Check each line of the records below and collect those that include the word "from".

Data tied to figure images:
****************
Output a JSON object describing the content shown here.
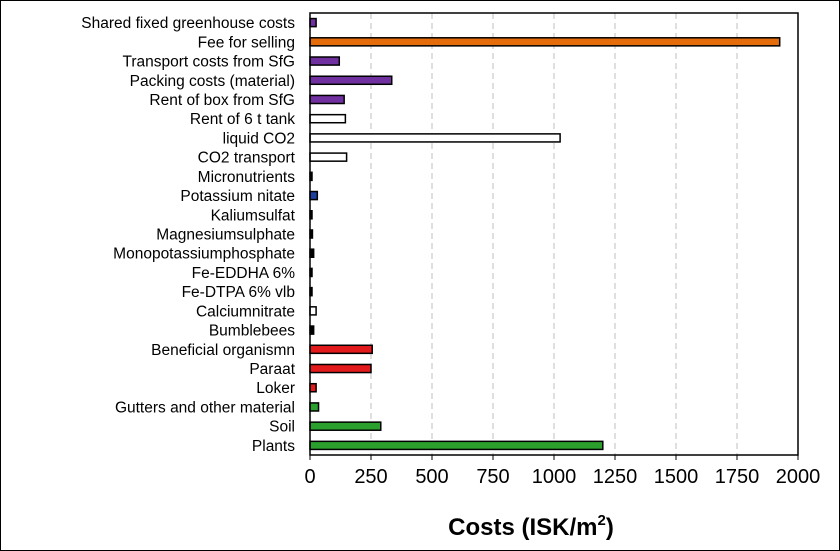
{
  "chart_data": {
    "type": "bar",
    "orientation": "horizontal",
    "title": "",
    "xlabel": "Costs (ISK/m",
    "xlabel_superscript": "2",
    "xlabel_suffix": ")",
    "ylabel": "",
    "xlim": [
      0,
      2000
    ],
    "xticks": [
      "0",
      "250",
      "500",
      "750",
      "1000",
      "1250",
      "1500",
      "1750",
      "2000"
    ],
    "xtick_values": [
      0,
      250,
      500,
      750,
      1000,
      1250,
      1500,
      1750,
      2000
    ],
    "grid": "vertical dashed",
    "legend": "none",
    "categories": [
      "Shared fixed greenhouse costs",
      "Fee for selling",
      "Transport costs from SfG",
      "Packing costs (material)",
      "Rent of box from SfG",
      "Rent of 6 t tank",
      "liquid CO2",
      "CO2 transport",
      "Micronutrients",
      "Potassium nitate",
      "Kaliumsulfat",
      "Magnesiumsulphate",
      "Monopotassiumphosphate",
      "Fe-EDDHA 6%",
      "Fe-DTPA 6% vlb",
      "Calciumnitrate",
      "Bumblebees",
      "Beneficial organismn",
      "Paraat",
      "Loker",
      "Gutters and other material",
      "Soil",
      "Plants"
    ],
    "values": [
      25,
      1925,
      120,
      335,
      140,
      145,
      1025,
      150,
      5,
      30,
      7,
      10,
      15,
      5,
      5,
      25,
      15,
      255,
      250,
      25,
      35,
      290,
      1200
    ],
    "colors": [
      "#7030A0",
      "#E46C0A",
      "#7030A0",
      "#7030A0",
      "#7030A0",
      "#FFFFFF",
      "#FFFFFF",
      "#FFFFFF",
      "#000000",
      "#1F3FA0",
      "#000000",
      "#000000",
      "#000000",
      "#000000",
      "#000000",
      "#FFFFFF",
      "#000000",
      "#E31A1C",
      "#E31A1C",
      "#E31A1C",
      "#2CA02C",
      "#2CA02C",
      "#2CA02C"
    ],
    "bar_outline": "#000000",
    "grid_color": "#BFBFBF"
  }
}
****************
REPLY TO THE EXERCISE:
      "Transport costs from SfG",
      "Rent of box from SfG",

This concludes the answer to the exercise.